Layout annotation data
(begin)
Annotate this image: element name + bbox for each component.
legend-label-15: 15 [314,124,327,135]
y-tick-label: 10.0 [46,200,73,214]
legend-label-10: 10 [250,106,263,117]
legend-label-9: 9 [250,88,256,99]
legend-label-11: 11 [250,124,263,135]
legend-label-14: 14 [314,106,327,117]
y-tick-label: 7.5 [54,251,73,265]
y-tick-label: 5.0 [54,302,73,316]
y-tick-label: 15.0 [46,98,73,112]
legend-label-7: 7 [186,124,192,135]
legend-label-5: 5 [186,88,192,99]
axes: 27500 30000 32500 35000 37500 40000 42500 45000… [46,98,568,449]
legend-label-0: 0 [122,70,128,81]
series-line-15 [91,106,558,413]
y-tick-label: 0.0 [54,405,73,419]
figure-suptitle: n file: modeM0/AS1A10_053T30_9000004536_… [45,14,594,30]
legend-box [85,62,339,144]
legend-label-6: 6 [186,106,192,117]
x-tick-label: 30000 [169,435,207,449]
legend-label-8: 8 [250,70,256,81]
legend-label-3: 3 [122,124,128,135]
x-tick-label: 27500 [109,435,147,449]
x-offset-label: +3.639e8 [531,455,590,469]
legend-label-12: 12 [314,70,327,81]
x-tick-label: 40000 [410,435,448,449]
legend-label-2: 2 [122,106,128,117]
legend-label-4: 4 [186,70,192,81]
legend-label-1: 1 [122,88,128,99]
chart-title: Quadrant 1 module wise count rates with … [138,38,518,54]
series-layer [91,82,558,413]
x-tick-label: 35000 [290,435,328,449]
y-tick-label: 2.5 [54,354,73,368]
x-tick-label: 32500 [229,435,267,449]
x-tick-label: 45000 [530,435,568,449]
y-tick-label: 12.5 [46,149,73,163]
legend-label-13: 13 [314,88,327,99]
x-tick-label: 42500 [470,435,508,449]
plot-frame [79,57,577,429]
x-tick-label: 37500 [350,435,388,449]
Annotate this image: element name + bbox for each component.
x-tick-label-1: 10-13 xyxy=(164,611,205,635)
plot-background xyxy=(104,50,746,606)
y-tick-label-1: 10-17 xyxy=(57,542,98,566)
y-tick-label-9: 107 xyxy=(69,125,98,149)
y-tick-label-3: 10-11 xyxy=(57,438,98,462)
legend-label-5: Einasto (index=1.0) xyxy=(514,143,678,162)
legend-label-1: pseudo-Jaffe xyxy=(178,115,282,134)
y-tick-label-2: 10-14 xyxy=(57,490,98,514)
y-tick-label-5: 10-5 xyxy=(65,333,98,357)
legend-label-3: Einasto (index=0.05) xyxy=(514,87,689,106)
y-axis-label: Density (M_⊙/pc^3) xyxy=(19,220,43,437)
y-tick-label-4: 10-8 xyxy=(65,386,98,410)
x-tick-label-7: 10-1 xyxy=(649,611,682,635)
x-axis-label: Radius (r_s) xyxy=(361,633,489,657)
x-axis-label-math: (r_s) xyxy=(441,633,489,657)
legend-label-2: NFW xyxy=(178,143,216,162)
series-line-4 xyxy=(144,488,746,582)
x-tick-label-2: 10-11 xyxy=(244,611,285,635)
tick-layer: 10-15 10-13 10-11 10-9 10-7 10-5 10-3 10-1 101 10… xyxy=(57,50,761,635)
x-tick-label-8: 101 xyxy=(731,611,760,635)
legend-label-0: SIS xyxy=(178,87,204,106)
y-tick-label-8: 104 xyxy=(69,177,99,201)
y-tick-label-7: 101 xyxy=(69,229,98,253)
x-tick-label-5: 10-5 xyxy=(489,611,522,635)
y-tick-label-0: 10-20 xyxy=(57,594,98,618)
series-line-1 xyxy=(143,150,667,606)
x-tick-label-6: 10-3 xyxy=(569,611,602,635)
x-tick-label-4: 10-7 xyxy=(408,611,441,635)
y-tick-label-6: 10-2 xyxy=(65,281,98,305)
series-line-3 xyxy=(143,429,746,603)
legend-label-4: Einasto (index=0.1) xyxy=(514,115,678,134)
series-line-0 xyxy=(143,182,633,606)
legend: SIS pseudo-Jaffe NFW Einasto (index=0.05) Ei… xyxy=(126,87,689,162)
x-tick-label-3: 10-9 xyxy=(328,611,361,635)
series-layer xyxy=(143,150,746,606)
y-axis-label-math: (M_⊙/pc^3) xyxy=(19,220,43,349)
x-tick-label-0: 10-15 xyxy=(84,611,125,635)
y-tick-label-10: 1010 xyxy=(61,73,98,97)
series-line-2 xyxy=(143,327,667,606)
(end)
### TASK GOAL
Locate each line of the material above that contains the string "math" and copy those lines out. Case counts.

### SOLUTION FOR THIS EXERCISE
x-axis-label-math: (r_s) xyxy=(441,633,489,657)
y-axis-label-math: (M_⊙/pc^3) xyxy=(19,220,43,349)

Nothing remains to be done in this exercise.